Data excerpts:
— start —

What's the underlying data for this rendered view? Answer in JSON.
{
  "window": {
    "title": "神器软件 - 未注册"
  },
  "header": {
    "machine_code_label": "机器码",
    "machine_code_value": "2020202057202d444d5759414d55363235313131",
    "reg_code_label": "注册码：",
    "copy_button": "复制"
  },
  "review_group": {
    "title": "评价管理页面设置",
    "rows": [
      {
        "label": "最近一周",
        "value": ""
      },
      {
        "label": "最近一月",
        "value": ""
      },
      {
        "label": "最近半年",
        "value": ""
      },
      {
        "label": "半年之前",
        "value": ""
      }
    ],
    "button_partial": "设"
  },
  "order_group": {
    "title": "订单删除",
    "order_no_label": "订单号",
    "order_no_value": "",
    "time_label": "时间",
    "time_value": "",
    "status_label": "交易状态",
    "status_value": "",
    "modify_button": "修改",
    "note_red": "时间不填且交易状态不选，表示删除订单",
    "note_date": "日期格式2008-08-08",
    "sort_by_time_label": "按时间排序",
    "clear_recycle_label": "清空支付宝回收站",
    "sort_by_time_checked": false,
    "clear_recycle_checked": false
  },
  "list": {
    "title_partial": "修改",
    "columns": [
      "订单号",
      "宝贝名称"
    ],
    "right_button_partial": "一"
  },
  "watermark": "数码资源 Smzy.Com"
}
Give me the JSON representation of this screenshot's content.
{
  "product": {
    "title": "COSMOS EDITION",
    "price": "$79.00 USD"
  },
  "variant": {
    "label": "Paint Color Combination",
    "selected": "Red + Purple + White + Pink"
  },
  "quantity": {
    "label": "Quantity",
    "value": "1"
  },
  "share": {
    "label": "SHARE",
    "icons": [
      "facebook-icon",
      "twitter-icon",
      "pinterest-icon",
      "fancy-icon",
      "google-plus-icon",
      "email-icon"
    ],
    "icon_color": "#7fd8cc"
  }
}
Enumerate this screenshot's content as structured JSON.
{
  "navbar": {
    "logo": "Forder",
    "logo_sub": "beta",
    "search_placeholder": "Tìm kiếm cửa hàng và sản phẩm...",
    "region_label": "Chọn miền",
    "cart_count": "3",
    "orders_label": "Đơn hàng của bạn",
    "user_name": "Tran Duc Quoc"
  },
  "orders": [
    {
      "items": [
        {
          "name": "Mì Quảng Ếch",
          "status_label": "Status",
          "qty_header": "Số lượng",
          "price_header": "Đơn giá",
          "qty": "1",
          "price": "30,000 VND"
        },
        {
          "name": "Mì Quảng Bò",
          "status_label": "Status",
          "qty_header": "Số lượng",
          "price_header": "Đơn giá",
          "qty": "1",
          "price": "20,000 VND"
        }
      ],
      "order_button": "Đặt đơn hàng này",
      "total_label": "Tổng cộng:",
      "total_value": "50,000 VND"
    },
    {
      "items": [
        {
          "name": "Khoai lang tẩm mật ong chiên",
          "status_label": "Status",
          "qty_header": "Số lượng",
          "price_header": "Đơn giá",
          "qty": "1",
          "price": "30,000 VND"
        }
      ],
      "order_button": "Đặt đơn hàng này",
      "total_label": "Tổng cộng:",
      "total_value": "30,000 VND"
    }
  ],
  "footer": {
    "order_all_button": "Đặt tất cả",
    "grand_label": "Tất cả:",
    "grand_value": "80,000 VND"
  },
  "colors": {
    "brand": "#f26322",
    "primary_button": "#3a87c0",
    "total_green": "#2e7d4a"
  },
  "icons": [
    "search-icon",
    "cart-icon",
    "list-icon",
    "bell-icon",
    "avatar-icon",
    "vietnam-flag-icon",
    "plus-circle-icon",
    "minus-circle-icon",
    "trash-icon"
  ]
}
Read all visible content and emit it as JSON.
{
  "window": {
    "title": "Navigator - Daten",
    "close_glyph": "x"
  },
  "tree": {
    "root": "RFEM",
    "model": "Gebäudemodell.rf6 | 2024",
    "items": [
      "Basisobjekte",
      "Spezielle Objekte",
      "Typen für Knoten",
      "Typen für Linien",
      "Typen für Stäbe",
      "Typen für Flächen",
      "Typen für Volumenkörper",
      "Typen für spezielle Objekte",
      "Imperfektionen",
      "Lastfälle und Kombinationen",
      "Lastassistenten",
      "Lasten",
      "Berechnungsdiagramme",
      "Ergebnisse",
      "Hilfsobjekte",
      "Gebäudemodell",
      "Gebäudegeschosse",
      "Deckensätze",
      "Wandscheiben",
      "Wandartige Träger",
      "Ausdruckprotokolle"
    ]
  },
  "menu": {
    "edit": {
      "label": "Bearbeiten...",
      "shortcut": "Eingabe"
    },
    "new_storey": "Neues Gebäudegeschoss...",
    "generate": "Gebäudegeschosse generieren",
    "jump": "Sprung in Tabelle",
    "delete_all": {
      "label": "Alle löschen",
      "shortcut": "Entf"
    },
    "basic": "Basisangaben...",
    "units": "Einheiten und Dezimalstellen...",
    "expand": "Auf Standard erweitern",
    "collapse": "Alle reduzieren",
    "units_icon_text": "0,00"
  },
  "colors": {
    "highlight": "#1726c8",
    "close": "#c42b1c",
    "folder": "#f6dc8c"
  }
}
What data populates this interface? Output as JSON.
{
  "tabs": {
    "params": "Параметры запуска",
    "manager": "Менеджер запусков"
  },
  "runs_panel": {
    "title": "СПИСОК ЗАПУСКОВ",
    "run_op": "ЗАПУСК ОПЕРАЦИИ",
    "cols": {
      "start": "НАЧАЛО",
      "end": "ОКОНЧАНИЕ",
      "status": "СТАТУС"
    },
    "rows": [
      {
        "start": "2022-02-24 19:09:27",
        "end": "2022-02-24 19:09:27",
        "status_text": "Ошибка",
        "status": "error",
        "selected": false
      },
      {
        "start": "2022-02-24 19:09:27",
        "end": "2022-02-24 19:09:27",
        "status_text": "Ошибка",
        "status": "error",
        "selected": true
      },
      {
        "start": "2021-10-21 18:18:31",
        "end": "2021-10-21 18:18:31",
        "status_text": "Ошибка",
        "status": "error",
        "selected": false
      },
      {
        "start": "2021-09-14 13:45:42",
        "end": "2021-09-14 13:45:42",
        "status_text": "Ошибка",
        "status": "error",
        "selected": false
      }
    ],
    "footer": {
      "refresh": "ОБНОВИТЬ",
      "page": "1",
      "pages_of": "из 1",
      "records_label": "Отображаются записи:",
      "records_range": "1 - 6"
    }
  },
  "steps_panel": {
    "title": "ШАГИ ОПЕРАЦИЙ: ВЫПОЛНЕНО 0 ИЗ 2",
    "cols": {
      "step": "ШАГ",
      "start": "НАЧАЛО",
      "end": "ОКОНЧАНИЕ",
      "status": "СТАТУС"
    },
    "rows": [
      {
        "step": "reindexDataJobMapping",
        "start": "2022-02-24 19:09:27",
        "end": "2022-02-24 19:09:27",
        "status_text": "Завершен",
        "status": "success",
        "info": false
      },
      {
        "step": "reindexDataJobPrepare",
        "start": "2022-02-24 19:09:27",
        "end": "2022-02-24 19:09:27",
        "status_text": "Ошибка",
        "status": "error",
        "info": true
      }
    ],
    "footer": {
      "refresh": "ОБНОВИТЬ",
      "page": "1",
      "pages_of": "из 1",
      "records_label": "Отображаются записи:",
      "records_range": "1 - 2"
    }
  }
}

— end —

GIVEN REQUEST:
Write the data from above out again, exactly.

WRITTEN SOLUTION:
What's the underlying data for this rendered view? Answer in JSON.
{
  "window": {
    "title": "神器软件 - 未注册"
  },
  "header": {
    "machine_code_label": "机器码",
    "machine_code_value": "2020202057202d444d5759414d55363235313131",
    "reg_code_label": "注册码：",
    "copy_button": "复制"
  },
  "review_group": {
    "title": "评价管理页面设置",
    "rows": [
      {
        "label": "最近一周",
        "value": ""
      },
      {
        "label": "最近一月",
        "value": ""
      },
      {
        "label": "最近半年",
        "value": ""
      },
      {
        "label": "半年之前",
        "value": ""
      }
    ],
    "button_partial": "设"
  },
  "order_group": {
    "title": "订单删除",
    "order_no_label": "订单号",
    "order_no_value": "",
    "time_label": "时间",
    "time_value": "",
    "status_label": "交易状态",
    "status_value": "",
    "modify_button": "修改",
    "note_red": "时间不填且交易状态不选，表示删除订单",
    "note_date": "日期格式2008-08-08",
    "sort_by_time_label": "按时间排序",
    "clear_recycle_label": "清空支付宝回收站",
    "sort_by_time_checked": false,
    "clear_recycle_checked": false
  },
  "list": {
    "title_partial": "修改",
    "columns": [
      "订单号",
      "宝贝名称"
    ],
    "right_button_partial": "一"
  },
  "watermark": "数码资源 Smzy.Com"
}
Give me the JSON representation of this screenshot's content.
{
  "product": {
    "title": "COSMOS EDITION",
    "price": "$79.00 USD"
  },
  "variant": {
    "label": "Paint Color Combination",
    "selected": "Red + Purple + White + Pink"
  },
  "quantity": {
    "label": "Quantity",
    "value": "1"
  },
  "share": {
    "label": "SHARE",
    "icons": [
      "facebook-icon",
      "twitter-icon",
      "pinterest-icon",
      "fancy-icon",
      "google-plus-icon",
      "email-icon"
    ],
    "icon_color": "#7fd8cc"
  }
}
Enumerate this screenshot's content as structured JSON.
{
  "navbar": {
    "logo": "Forder",
    "logo_sub": "beta",
    "search_placeholder": "Tìm kiếm cửa hàng và sản phẩm...",
    "region_label": "Chọn miền",
    "cart_count": "3",
    "orders_label": "Đơn hàng của bạn",
    "user_name": "Tran Duc Quoc"
  },
  "orders": [
    {
      "items": [
        {
          "name": "Mì Quảng Ếch",
          "status_label": "Status",
          "qty_header": "Số lượng",
          "price_header": "Đơn giá",
          "qty": "1",
          "price": "30,000 VND"
        },
        {
          "name": "Mì Quảng Bò",
          "status_label": "Status",
          "qty_header": "Số lượng",
          "price_header": "Đơn giá",
          "qty": "1",
          "price": "20,000 VND"
        }
      ],
      "order_button": "Đặt đơn hàng này",
      "total_label": "Tổng cộng:",
      "total_value": "50,000 VND"
    },
    {
      "items": [
        {
          "name": "Khoai lang tẩm mật ong chiên",
          "status_label": "Status",
          "qty_header": "Số lượng",
          "price_header": "Đơn giá",
          "qty": "1",
          "price": "30,000 VND"
        }
      ],
      "order_button": "Đặt đơn hàng này",
      "total_label": "Tổng cộng:",
      "total_value": "30,000 VND"
    }
  ],
  "footer": {
    "order_all_button": "Đặt tất cả",
    "grand_label": "Tất cả:",
    "grand_value": "80,000 VND"
  },
  "colors": {
    "brand": "#f26322",
    "primary_button": "#3a87c0",
    "total_green": "#2e7d4a"
  },
  "icons": [
    "search-icon",
    "cart-icon",
    "list-icon",
    "bell-icon",
    "avatar-icon",
    "vietnam-flag-icon",
    "plus-circle-icon",
    "minus-circle-icon",
    "trash-icon"
  ]
}
Read all visible content and emit it as JSON.
{
  "window": {
    "title": "Navigator - Daten",
    "close_glyph": "x"
  },
  "tree": {
    "root": "RFEM",
    "model": "Gebäudemodell.rf6 | 2024",
    "items": [
      "Basisobjekte",
      "Spezielle Objekte",
      "Typen für Knoten",
      "Typen für Linien",
      "Typen für Stäbe",
      "Typen für Flächen",
      "Typen für Volumenkörper",
      "Typen für spezielle Objekte",
      "Imperfektionen",
      "Lastfälle und Kombinationen",
      "Lastassistenten",
      "Lasten",
      "Berechnungsdiagramme",
      "Ergebnisse",
      "Hilfsobjekte",
      "Gebäudemodell",
      "Gebäudegeschosse",
      "Deckensätze",
      "Wandscheiben",
      "Wandartige Träger",
      "Ausdruckprotokolle"
    ]
  },
  "menu": {
    "edit": {
      "label": "Bearbeiten...",
      "shortcut": "Eingabe"
    },
    "new_storey": "Neues Gebäudegeschoss...",
    "generate": "Gebäudegeschosse generieren",
    "jump": "Sprung in Tabelle",
    "delete_all": {
      "label": "Alle löschen",
      "shortcut": "Entf"
    },
    "basic": "Basisangaben...",
    "units": "Einheiten und Dezimalstellen...",
    "expand": "Auf Standard erweitern",
    "collapse": "Alle reduzieren",
    "units_icon_text": "0,00"
  },
  "colors": {
    "highlight": "#1726c8",
    "close": "#c42b1c",
    "folder": "#f6dc8c"
  }
}
What data populates this interface? Output as JSON.
{
  "tabs": {
    "params": "Параметры запуска",
    "manager": "Менеджер запусков"
  },
  "runs_panel": {
    "title": "СПИСОК ЗАПУСКОВ",
    "run_op": "ЗАПУСК ОПЕРАЦИИ",
    "cols": {
      "start": "НАЧАЛО",
      "end": "ОКОНЧАНИЕ",
      "status": "СТАТУС"
    },
    "rows": [
      {
        "start": "2022-02-24 19:09:27",
        "end": "2022-02-24 19:09:27",
        "status_text": "Ошибка",
        "status": "error",
        "selected": false
      },
      {
        "start": "2022-02-24 19:09:27",
        "end": "2022-02-24 19:09:27",
        "status_text": "Ошибка",
        "status": "error",
        "selected": true
      },
      {
        "start": "2021-10-21 18:18:31",
        "end": "2021-10-21 18:18:31",
        "status_text": "Ошибка",
        "status": "error",
        "selected": false
      },
      {
        "start": "2021-09-14 13:45:42",
        "end": "2021-09-14 13:45:42",
        "status_text": "Ошибка",
        "status": "error",
        "selected": false
      }
    ],
    "footer": {
      "refresh": "ОБНОВИТЬ",
      "page": "1",
      "pages_of": "из 1",
      "records_label": "Отображаются записи:",
      "records_range": "1 - 6"
    }
  },
  "steps_panel": {
    "title": "ШАГИ ОПЕРАЦИЙ: ВЫПОЛНЕНО 0 ИЗ 2",
    "cols": {
      "step": "ШАГ",
      "start": "НАЧАЛО",
      "end": "ОКОНЧАНИЕ",
      "status": "СТАТУС"
    },
    "rows": [
      {
        "step": "reindexDataJobMapping",
        "start": "2022-02-24 19:09:27",
        "end": "2022-02-24 19:09:27",
        "status_text": "Завершен",
        "status": "success",
        "info": false
      },
      {
        "step": "reindexDataJobPrepare",
        "start": "2022-02-24 19:09:27",
        "end": "2022-02-24 19:09:27",
        "status_text": "Ошибка",
        "status": "error",
        "info": true
      }
    ],
    "footer": {
      "refresh": "ОБНОВИТЬ",
      "page": "1",
      "pages_of": "из 1",
      "records_label": "Отображаются записи:",
      "records_range": "1 - 2"
    }
  }
}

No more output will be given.